#### [REQUEST A]
Can you rewrite the rows in the stretch from "detail-label: Height:: [8, 315, 123, 331]" through "charge-label: Court:: [265, 457, 511, 478]", replacing "charge-label" with "charge-field" and leaving everything else unchanged?

***** SOURCE TEXT *****

Task: Run Facebook Infer on the Linux kernel source code, write models in Facebook Infer to improve the analysis.

This is a quite challenging project; in the application, we expect that you have proved that you can run Facebook Infer on the complete Linux kernel source code and you obtained a first analysis result.

If you cannot run Facebook Infer on the complete Linux kernel source, you should prove that you understand why Facebook Infer fails on certain parts, suggest different alternative work arounds and solutions, and already applied the work arounds, so that you can run Facebook Infer on the kernel source code with a fully known, understood and limited number of work arounds.

The project proposal should include first technical steps that show how you write models in Infer.

Required Knowledge:

  1. Required: Very good understanding of static analysis
  2. Required: Very good knowledge of C, skill to READ AND UNDERSTAND source code in the Linux kernel in independent work
  3. Required: Very good knowledge of make and python
  4. Required: Good knowledge and practical experience with OCaml
  5. Required: good analytical skills to understand why static analysis reports findings in certain source code parts, solid documentation skills, good English writing skills with clear precise style
  6. Desired: Basic knowledge of the kernel build system

Develop Methods for Tracking Tool Analysis Findings over Time

We use a number of tools, checkpatch.pl, coccinelle scripts, sparse, etc. and these tools report certain findings. While the valid ones are addressed by the kernel developers, the invalid tool findings are manually assessed and not acted upon. Over time with addressing the valid findings, the proportion of invalid findings increase compared to newly appearing valid findings, as invalid findings of those tools are not marked and tracked over the various versions.

*****

#### [REQUEST B]
In the project description, how would you condense the paragraph beginning "If you cannot run Facebook Infer" into a short list?

***** INPUT MATERIAL *****

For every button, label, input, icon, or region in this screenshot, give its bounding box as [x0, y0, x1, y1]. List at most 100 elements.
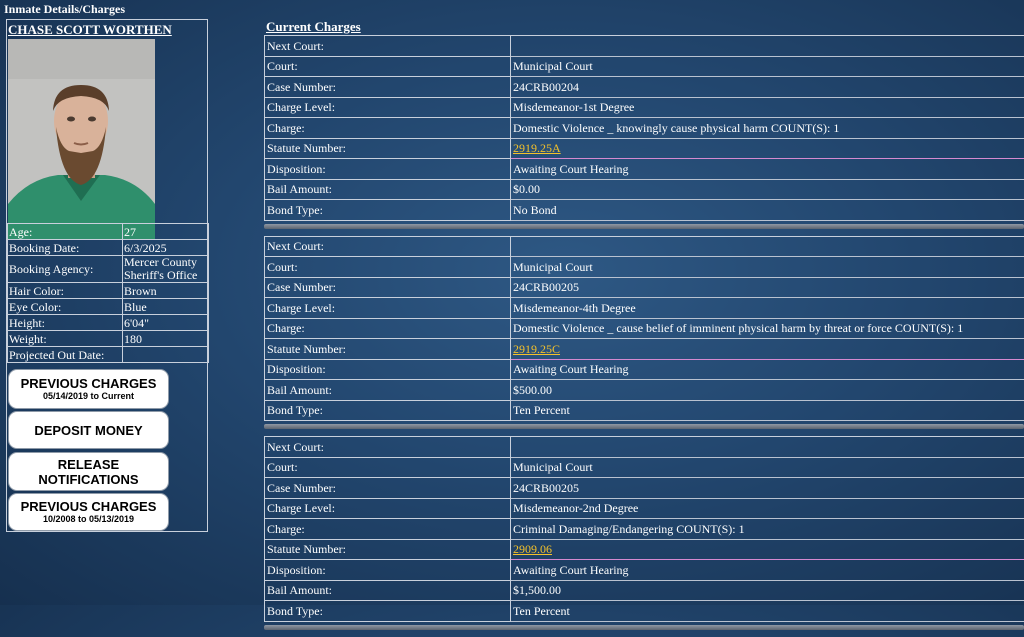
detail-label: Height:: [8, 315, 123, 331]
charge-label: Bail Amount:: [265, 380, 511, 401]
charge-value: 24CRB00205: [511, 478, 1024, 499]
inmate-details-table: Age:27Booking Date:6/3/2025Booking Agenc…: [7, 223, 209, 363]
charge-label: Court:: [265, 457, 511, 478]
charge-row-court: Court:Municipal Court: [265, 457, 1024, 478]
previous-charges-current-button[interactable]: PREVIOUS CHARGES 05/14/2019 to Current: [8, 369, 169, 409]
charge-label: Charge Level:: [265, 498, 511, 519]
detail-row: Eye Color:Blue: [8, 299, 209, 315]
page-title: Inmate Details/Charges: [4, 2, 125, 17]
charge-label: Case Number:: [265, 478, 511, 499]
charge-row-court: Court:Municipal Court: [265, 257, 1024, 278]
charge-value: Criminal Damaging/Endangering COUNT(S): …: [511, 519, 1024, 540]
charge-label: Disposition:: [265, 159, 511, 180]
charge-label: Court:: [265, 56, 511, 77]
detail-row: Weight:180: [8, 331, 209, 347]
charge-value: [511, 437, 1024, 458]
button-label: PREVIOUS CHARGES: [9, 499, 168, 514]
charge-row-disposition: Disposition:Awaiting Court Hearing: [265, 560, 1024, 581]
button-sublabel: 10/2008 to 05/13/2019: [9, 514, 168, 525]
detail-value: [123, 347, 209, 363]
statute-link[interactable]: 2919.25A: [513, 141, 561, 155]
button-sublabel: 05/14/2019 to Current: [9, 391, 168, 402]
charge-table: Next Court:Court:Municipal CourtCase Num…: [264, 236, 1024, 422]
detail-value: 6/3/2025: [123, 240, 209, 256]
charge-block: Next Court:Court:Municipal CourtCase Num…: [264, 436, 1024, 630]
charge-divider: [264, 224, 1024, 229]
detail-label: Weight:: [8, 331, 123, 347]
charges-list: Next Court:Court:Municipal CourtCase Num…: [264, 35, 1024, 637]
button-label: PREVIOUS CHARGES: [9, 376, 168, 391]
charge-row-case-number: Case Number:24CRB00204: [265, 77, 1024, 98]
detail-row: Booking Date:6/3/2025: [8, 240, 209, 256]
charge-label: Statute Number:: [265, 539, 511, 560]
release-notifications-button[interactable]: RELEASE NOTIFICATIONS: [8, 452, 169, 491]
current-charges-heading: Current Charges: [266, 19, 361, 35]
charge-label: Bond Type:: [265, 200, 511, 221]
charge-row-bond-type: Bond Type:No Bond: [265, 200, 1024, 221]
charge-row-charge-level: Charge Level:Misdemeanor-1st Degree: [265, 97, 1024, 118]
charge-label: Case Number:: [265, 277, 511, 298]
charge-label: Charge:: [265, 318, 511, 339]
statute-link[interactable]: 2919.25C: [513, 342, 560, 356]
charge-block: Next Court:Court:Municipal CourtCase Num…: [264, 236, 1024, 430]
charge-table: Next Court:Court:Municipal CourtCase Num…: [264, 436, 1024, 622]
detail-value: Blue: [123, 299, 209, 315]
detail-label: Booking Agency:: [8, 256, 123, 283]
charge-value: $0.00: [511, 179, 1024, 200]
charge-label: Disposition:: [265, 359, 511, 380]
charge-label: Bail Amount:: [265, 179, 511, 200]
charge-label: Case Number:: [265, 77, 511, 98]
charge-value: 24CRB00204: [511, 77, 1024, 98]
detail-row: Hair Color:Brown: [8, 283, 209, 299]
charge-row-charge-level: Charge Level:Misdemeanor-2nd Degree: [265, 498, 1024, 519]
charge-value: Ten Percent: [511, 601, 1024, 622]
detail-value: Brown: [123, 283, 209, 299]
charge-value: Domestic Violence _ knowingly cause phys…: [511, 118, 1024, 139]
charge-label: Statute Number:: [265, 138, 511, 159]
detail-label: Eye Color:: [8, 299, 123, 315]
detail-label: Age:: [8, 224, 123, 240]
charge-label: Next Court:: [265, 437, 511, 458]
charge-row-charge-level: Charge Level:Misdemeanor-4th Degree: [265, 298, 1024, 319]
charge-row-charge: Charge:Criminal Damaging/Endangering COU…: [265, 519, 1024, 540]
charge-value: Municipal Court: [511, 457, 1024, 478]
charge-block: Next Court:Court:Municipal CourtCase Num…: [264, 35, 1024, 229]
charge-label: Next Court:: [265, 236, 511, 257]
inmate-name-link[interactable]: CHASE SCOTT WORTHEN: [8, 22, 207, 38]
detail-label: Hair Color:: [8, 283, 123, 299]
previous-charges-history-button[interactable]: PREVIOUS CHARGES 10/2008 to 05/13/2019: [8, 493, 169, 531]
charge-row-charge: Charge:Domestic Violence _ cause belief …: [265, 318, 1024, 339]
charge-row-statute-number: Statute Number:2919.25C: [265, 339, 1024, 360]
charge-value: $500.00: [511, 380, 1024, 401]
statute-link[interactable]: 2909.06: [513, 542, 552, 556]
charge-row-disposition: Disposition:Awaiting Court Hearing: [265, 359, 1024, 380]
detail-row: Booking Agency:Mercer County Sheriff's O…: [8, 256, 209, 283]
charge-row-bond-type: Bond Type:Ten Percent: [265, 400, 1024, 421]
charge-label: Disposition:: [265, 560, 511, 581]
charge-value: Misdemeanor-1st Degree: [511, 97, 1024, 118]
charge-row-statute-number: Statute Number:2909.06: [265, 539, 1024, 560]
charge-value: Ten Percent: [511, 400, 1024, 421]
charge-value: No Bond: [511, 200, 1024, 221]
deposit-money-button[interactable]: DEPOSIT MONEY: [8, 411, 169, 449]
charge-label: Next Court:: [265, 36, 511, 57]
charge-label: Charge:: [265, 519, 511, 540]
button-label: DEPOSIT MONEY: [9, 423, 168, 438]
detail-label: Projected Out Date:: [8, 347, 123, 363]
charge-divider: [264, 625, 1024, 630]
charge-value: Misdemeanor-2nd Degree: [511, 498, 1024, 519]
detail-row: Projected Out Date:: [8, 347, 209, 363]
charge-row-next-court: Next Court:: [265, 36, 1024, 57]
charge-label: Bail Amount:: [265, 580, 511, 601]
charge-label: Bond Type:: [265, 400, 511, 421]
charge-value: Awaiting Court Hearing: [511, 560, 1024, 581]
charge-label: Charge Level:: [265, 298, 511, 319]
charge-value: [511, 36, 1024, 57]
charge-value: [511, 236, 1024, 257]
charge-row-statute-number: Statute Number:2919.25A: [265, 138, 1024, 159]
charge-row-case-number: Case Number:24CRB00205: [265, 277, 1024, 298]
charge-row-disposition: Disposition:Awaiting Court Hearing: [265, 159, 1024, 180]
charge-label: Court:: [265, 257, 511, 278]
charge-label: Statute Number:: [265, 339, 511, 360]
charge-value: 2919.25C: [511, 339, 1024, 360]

*****

#### [EXPECTED ANSWER A]
detail-label: Height:: [8, 315, 123, 331]
charge-field: Bail Amount:: [265, 380, 511, 401]
charge-value: 24CRB00205: [511, 478, 1024, 499]
inmate-details-table: Age:27Booking Date:6/3/2025Booking Agenc…: [7, 223, 209, 363]
charge-field: Court:: [265, 457, 511, 478]

#### [EXPECTED ANSWER B]
If Facebook Infer cannot run on the complete Linux kernel source, the applicant should:
- show an understanding of why Infer fails on certain parts
- suggest different alternative workarounds and solutions
- have already applied the workarounds
- be able to run Infer on the kernel source with a fully known, understood and limited number of workarounds